* _What needs to be done_: Return all the data below as it stands, minus the pictures.

* start *

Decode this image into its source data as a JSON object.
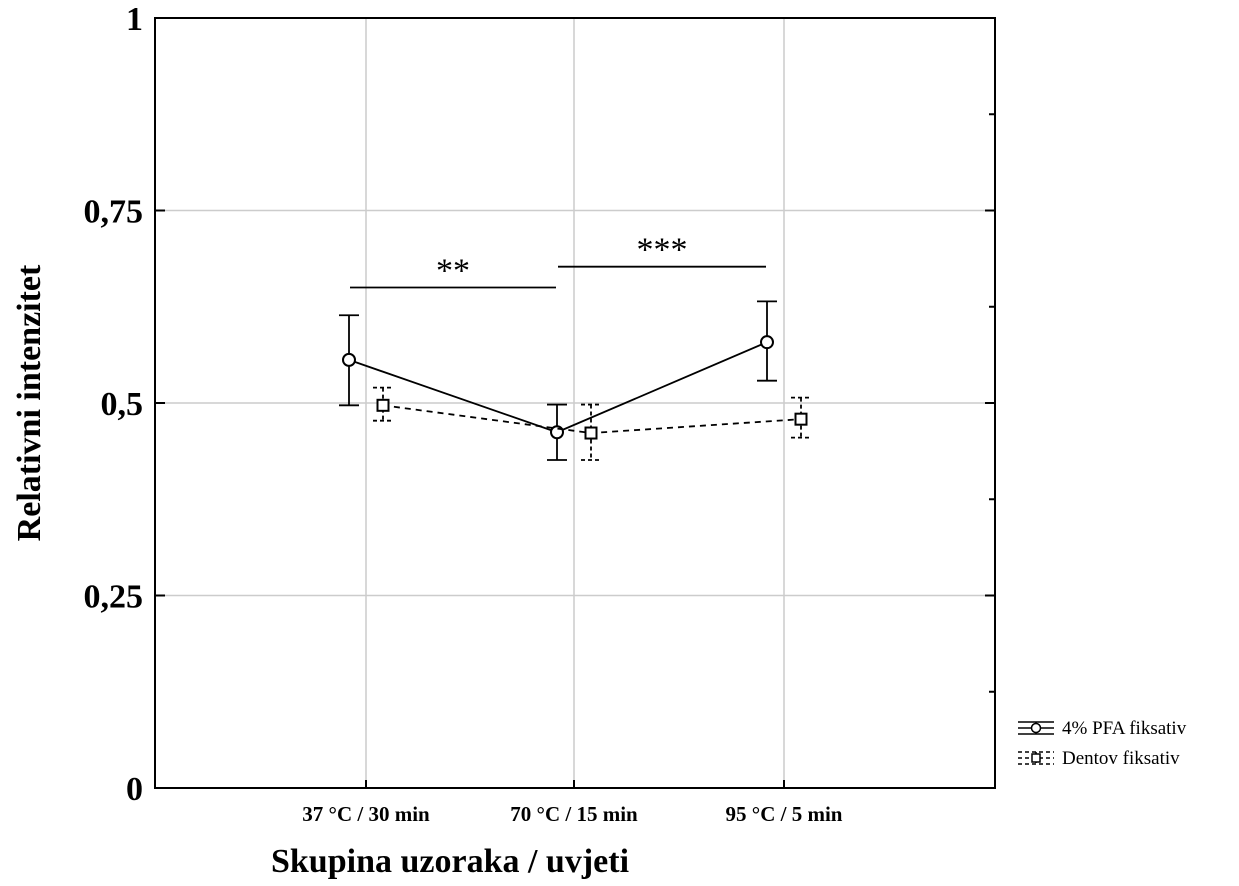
{
  "chart_data": {
    "type": "line",
    "title": "",
    "xlabel": "Skupina uzoraka / uvjeti",
    "ylabel": "Relativni intenzitet",
    "categories": [
      "37 °C / 30 min",
      "70 °C / 15 min",
      "95 °C / 5 min"
    ],
    "ylim": [
      0,
      1
    ],
    "yticks": [
      0,
      0.25,
      0.5,
      0.75,
      1
    ],
    "ytick_labels": [
      "0",
      "0,25",
      "0,5",
      "0,75",
      "1"
    ],
    "grid": true,
    "legend_position": "bottom-right, outside",
    "series": [
      {
        "name": "4% PFA fiksativ",
        "marker": "circle",
        "linestyle": "solid",
        "color": "#000000",
        "values": [
          0.556,
          0.462,
          0.579
        ],
        "err_low": [
          0.497,
          0.426,
          0.529
        ],
        "err_high": [
          0.614,
          0.498,
          0.632
        ]
      },
      {
        "name": "Dentov fiksativ",
        "marker": "square",
        "linestyle": "dashed",
        "color": "#000000",
        "values": [
          0.497,
          0.461,
          0.479
        ],
        "err_low": [
          0.477,
          0.426,
          0.455
        ],
        "err_high": [
          0.52,
          0.498,
          0.507
        ]
      }
    ],
    "annotations": [
      {
        "text": "**",
        "from_category": 0,
        "to_category": 1,
        "y": 0.65
      },
      {
        "text": "***",
        "from_category": 1,
        "to_category": 2,
        "y": 0.677
      }
    ]
  }
}
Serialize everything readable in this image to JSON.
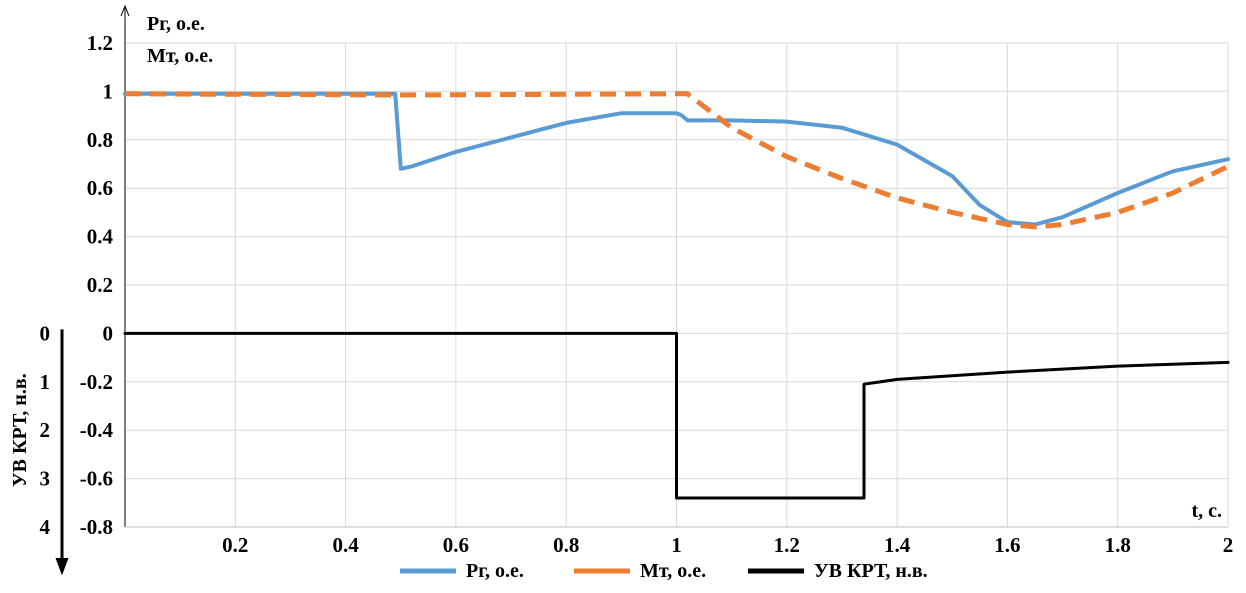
{
  "chart_data": {
    "type": "line",
    "x_axis": {
      "label": "t, с.",
      "range": [
        0,
        2
      ],
      "ticks": [
        "0.2",
        "0.4",
        "0.6",
        "0.8",
        "1",
        "1.2",
        "1.4",
        "1.6",
        "1.8",
        "2"
      ],
      "tick_values": [
        0.2,
        0.4,
        0.6,
        0.8,
        1.0,
        1.2,
        1.4,
        1.6,
        1.8,
        2.0
      ]
    },
    "y_axis": {
      "range": [
        -0.8,
        1.2
      ],
      "ticks": [
        "-0.8",
        "-0.6",
        "-0.4",
        "-0.2",
        "0",
        "0.2",
        "0.4",
        "0.6",
        "0.8",
        "1",
        "1.2"
      ],
      "tick_values": [
        -0.8,
        -0.6,
        -0.4,
        -0.2,
        0,
        0.2,
        0.4,
        0.6,
        0.8,
        1.0,
        1.2
      ]
    },
    "upper_axis_labels": [
      "Pг, о.е.",
      "Mт, о.е."
    ],
    "secondary_axis": {
      "label": "УВ КРТ, н.в.",
      "ticks": [
        "0",
        "1",
        "2",
        "3",
        "4"
      ],
      "tick_values": [
        0,
        -0.2,
        -0.4,
        -0.6,
        -0.8
      ],
      "direction": "down"
    },
    "grid": true,
    "legend_position": "bottom",
    "series": [
      {
        "name": "Pг, о.е.",
        "color": "#5b9bd5",
        "style": "solid",
        "x": [
          0,
          0.48,
          0.49,
          0.5,
          0.52,
          0.6,
          0.7,
          0.8,
          0.9,
          1.0,
          1.01,
          1.02,
          1.1,
          1.2,
          1.3,
          1.4,
          1.5,
          1.55,
          1.6,
          1.65,
          1.7,
          1.8,
          1.9,
          2.0
        ],
        "y": [
          0.99,
          0.99,
          0.99,
          0.68,
          0.69,
          0.75,
          0.81,
          0.87,
          0.91,
          0.91,
          0.9,
          0.88,
          0.88,
          0.875,
          0.85,
          0.78,
          0.65,
          0.53,
          0.46,
          0.45,
          0.48,
          0.58,
          0.67,
          0.72
        ]
      },
      {
        "name": "Mт, о.е.",
        "color": "#ed7d31",
        "style": "dashed",
        "x": [
          0,
          0.5,
          1.0,
          1.02,
          1.1,
          1.2,
          1.3,
          1.4,
          1.5,
          1.6,
          1.65,
          1.7,
          1.8,
          1.9,
          2.0
        ],
        "y": [
          0.99,
          0.985,
          0.99,
          0.99,
          0.85,
          0.73,
          0.64,
          0.56,
          0.5,
          0.45,
          0.44,
          0.45,
          0.5,
          0.58,
          0.69
        ]
      },
      {
        "name": "УВ КРТ, н.в.",
        "color": "#000000",
        "style": "solid",
        "x": [
          0,
          1.0,
          1.0,
          1.34,
          1.34,
          1.4,
          1.6,
          1.8,
          2.0
        ],
        "y": [
          0,
          0,
          -0.68,
          -0.68,
          -0.21,
          -0.19,
          -0.16,
          -0.135,
          -0.12
        ]
      }
    ]
  }
}
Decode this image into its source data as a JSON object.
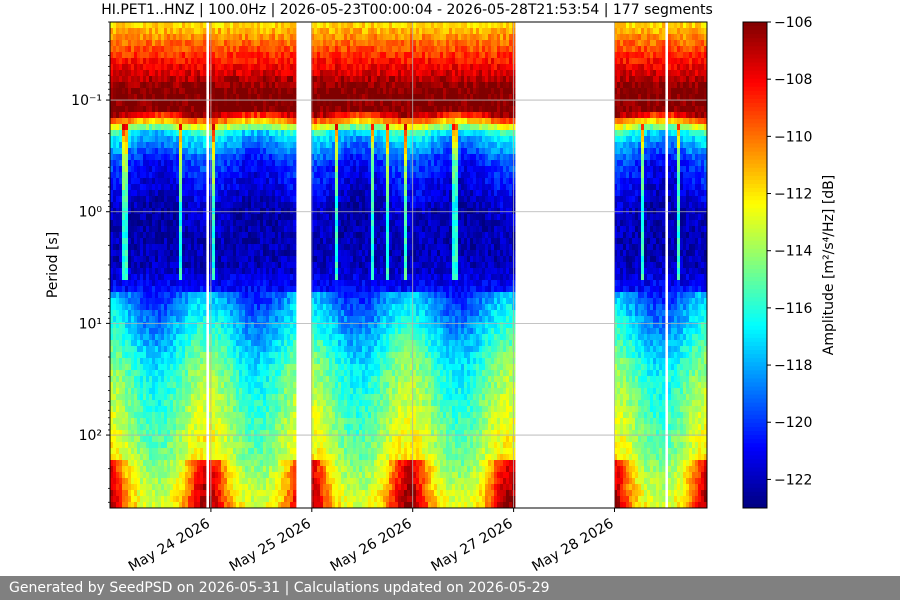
{
  "chart_data": {
    "type": "heatmap",
    "title": "HI.PET1..HNZ | 100.0Hz | 2026-05-23T00:00:04 - 2026-05-28T21:53:54 | 177 segments",
    "ylabel": "Period [s]",
    "colorbar_label": "Amplitude [m²/s⁴/Hz] [dB]",
    "colormap": "jet",
    "x_axis": {
      "type": "date",
      "range": [
        "2026-05-23T00:00",
        "2026-05-28T22:00"
      ],
      "ticks": [
        {
          "value": "2026-05-24",
          "label": "May 24 2026"
        },
        {
          "value": "2026-05-25",
          "label": "May 25 2026"
        },
        {
          "value": "2026-05-26",
          "label": "May 26 2026"
        },
        {
          "value": "2026-05-27",
          "label": "May 27 2026"
        },
        {
          "value": "2026-05-28",
          "label": "May 28 2026"
        }
      ]
    },
    "y_axis": {
      "scale": "log",
      "inverted": true,
      "range": [
        0.02,
        450
      ],
      "ticks": [
        {
          "value": 0.1,
          "label": "10⁻¹"
        },
        {
          "value": 1,
          "label": "10⁰"
        },
        {
          "value": 10,
          "label": "10¹"
        },
        {
          "value": 100,
          "label": "10²"
        }
      ]
    },
    "color_axis": {
      "range": [
        -123,
        -106
      ],
      "ticks": [
        -106,
        -108,
        -110,
        -112,
        -114,
        -116,
        -118,
        -120,
        -122
      ]
    },
    "grid": true,
    "data_gaps": [
      [
        "2026-05-23T22:45",
        "2026-05-23T23:30"
      ],
      [
        "2026-05-24T20:30",
        "2026-05-25T00:00"
      ],
      [
        "2026-05-27T00:00",
        "2026-05-28T00:00"
      ],
      [
        "2026-05-28T12:10",
        "2026-05-28T12:40"
      ]
    ],
    "psd_profile_db": [
      {
        "period": 0.02,
        "db": -112
      },
      {
        "period": 0.03,
        "db": -110
      },
      {
        "period": 0.05,
        "db": -108
      },
      {
        "period": 0.08,
        "db": -106
      },
      {
        "period": 0.12,
        "db": -106
      },
      {
        "period": 0.2,
        "db": -118
      },
      {
        "period": 0.35,
        "db": -121
      },
      {
        "period": 1,
        "db": -122.5
      },
      {
        "period": 3,
        "db": -122
      },
      {
        "period": 10,
        "db": -119
      },
      {
        "period": 25,
        "db": -117
      },
      {
        "period": 60,
        "db": -116
      },
      {
        "period": 150,
        "db": -115
      },
      {
        "period": 450,
        "db": -113
      }
    ]
  },
  "footer": {
    "text": "Generated by SeedPSD on 2026-05-31 | Calculations updated on 2026-05-29"
  }
}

* end *

* _Response to the exercise_:
Decode this image into its source data as a JSON object.
{
  "chart_data": {
    "type": "line",
    "title": "",
    "xlabel": "Skupina uzoraka / uvjeti",
    "ylabel": "Relativni intenzitet",
    "categories": [
      "37 °C / 30 min",
      "70 °C / 15 min",
      "95 °C / 5 min"
    ],
    "ylim": [
      0,
      1
    ],
    "yticks": [
      0,
      0.25,
      0.5,
      0.75,
      1
    ],
    "ytick_labels": [
      "0",
      "0,25",
      "0,5",
      "0,75",
      "1"
    ],
    "grid": true,
    "legend_position": "bottom-right, outside",
    "series": [
      {
        "name": "4% PFA fiksativ",
        "marker": "circle",
        "linestyle": "solid",
        "color": "#000000",
        "values": [
          0.556,
          0.462,
          0.579
        ],
        "err_low": [
          0.497,
          0.426,
          0.529
        ],
        "err_high": [
          0.614,
          0.498,
          0.632
        ]
      },
      {
        "name": "Dentov fiksativ",
        "marker": "square",
        "linestyle": "dashed",
        "color": "#000000",
        "values": [
          0.497,
          0.461,
          0.479
        ],
        "err_low": [
          0.477,
          0.426,
          0.455
        ],
        "err_high": [
          0.52,
          0.498,
          0.507
        ]
      }
    ],
    "annotations": [
      {
        "text": "**",
        "from_category": 0,
        "to_category": 1,
        "y": 0.65
      },
      {
        "text": "***",
        "from_category": 1,
        "to_category": 2,
        "y": 0.677
      }
    ]
  }
}
Serialize everything readable in this image to JSON.
{
  "chart_data": {
    "type": "line",
    "x_axis": {
      "label": "t, с.",
      "range": [
        0,
        2
      ],
      "ticks": [
        "0.2",
        "0.4",
        "0.6",
        "0.8",
        "1",
        "1.2",
        "1.4",
        "1.6",
        "1.8",
        "2"
      ],
      "tick_values": [
        0.2,
        0.4,
        0.6,
        0.8,
        1.0,
        1.2,
        1.4,
        1.6,
        1.8,
        2.0
      ]
    },
    "y_axis": {
      "range": [
        -0.8,
        1.2
      ],
      "ticks": [
        "-0.8",
        "-0.6",
        "-0.4",
        "-0.2",
        "0",
        "0.2",
        "0.4",
        "0.6",
        "0.8",
        "1",
        "1.2"
      ],
      "tick_values": [
        -0.8,
        -0.6,
        -0.4,
        -0.2,
        0,
        0.2,
        0.4,
        0.6,
        0.8,
        1.0,
        1.2
      ]
    },
    "upper_axis_labels": [
      "Pг, о.е.",
      "Mт, о.е."
    ],
    "secondary_axis": {
      "label": "УВ КРТ, н.в.",
      "ticks": [
        "0",
        "1",
        "2",
        "3",
        "4"
      ],
      "tick_values": [
        0,
        -0.2,
        -0.4,
        -0.6,
        -0.8
      ],
      "direction": "down"
    },
    "grid": true,
    "legend_position": "bottom",
    "series": [
      {
        "name": "Pг, о.е.",
        "color": "#5b9bd5",
        "style": "solid",
        "x": [
          0,
          0.48,
          0.49,
          0.5,
          0.52,
          0.6,
          0.7,
          0.8,
          0.9,
          1.0,
          1.01,
          1.02,
          1.1,
          1.2,
          1.3,
          1.4,
          1.5,
          1.55,
          1.6,
          1.65,
          1.7,
          1.8,
          1.9,
          2.0
        ],
        "y": [
          0.99,
          0.99,
          0.99,
          0.68,
          0.69,
          0.75,
          0.81,
          0.87,
          0.91,
          0.91,
          0.9,
          0.88,
          0.88,
          0.875,
          0.85,
          0.78,
          0.65,
          0.53,
          0.46,
          0.45,
          0.48,
          0.58,
          0.67,
          0.72
        ]
      },
      {
        "name": "Mт, о.е.",
        "color": "#ed7d31",
        "style": "dashed",
        "x": [
          0,
          0.5,
          1.0,
          1.02,
          1.1,
          1.2,
          1.3,
          1.4,
          1.5,
          1.6,
          1.65,
          1.7,
          1.8,
          1.9,
          2.0
        ],
        "y": [
          0.99,
          0.985,
          0.99,
          0.99,
          0.85,
          0.73,
          0.64,
          0.56,
          0.5,
          0.45,
          0.44,
          0.45,
          0.5,
          0.58,
          0.69
        ]
      },
      {
        "name": "УВ КРТ, н.в.",
        "color": "#000000",
        "style": "solid",
        "x": [
          0,
          1.0,
          1.0,
          1.34,
          1.34,
          1.4,
          1.6,
          1.8,
          2.0
        ],
        "y": [
          0,
          0,
          -0.68,
          -0.68,
          -0.21,
          -0.19,
          -0.16,
          -0.135,
          -0.12
        ]
      }
    ]
  }
}
Decode this image into its source data as a JSON object.
{
  "chart_data": {
    "type": "heatmap",
    "title": "HI.PET1..HNZ | 100.0Hz | 2026-05-23T00:00:04 - 2026-05-28T21:53:54 | 177 segments",
    "ylabel": "Period [s]",
    "colorbar_label": "Amplitude [m²/s⁴/Hz] [dB]",
    "colormap": "jet",
    "x_axis": {
      "type": "date",
      "range": [
        "2026-05-23T00:00",
        "2026-05-28T22:00"
      ],
      "ticks": [
        {
          "value": "2026-05-24",
          "label": "May 24 2026"
        },
        {
          "value": "2026-05-25",
          "label": "May 25 2026"
        },
        {
          "value": "2026-05-26",
          "label": "May 26 2026"
        },
        {
          "value": "2026-05-27",
          "label": "May 27 2026"
        },
        {
          "value": "2026-05-28",
          "label": "May 28 2026"
        }
      ]
    },
    "y_axis": {
      "scale": "log",
      "inverted": true,
      "range": [
        0.02,
        450
      ],
      "ticks": [
        {
          "value": 0.1,
          "label": "10⁻¹"
        },
        {
          "value": 1,
          "label": "10⁰"
        },
        {
          "value": 10,
          "label": "10¹"
        },
        {
          "value": 100,
          "label": "10²"
        }
      ]
    },
    "color_axis": {
      "range": [
        -123,
        -106
      ],
      "ticks": [
        -106,
        -108,
        -110,
        -112,
        -114,
        -116,
        -118,
        -120,
        -122
      ]
    },
    "grid": true,
    "data_gaps": [
      [
        "2026-05-23T22:45",
        "2026-05-23T23:30"
      ],
      [
        "2026-05-24T20:30",
        "2026-05-25T00:00"
      ],
      [
        "2026-05-27T00:00",
        "2026-05-28T00:00"
      ],
      [
        "2026-05-28T12:10",
        "2026-05-28T12:40"
      ]
    ],
    "psd_profile_db": [
      {
        "period": 0.02,
        "db": -112
      },
      {
        "period": 0.03,
        "db": -110
      },
      {
        "period": 0.05,
        "db": -108
      },
      {
        "period": 0.08,
        "db": -106
      },
      {
        "period": 0.12,
        "db": -106
      },
      {
        "period": 0.2,
        "db": -118
      },
      {
        "period": 0.35,
        "db": -121
      },
      {
        "period": 1,
        "db": -122.5
      },
      {
        "period": 3,
        "db": -122
      },
      {
        "period": 10,
        "db": -119
      },
      {
        "period": 25,
        "db": -117
      },
      {
        "period": 60,
        "db": -116
      },
      {
        "period": 150,
        "db": -115
      },
      {
        "period": 450,
        "db": -113
      }
    ]
  },
  "footer": {
    "text": "Generated by SeedPSD on 2026-05-31 | Calculations updated on 2026-05-29"
  }
}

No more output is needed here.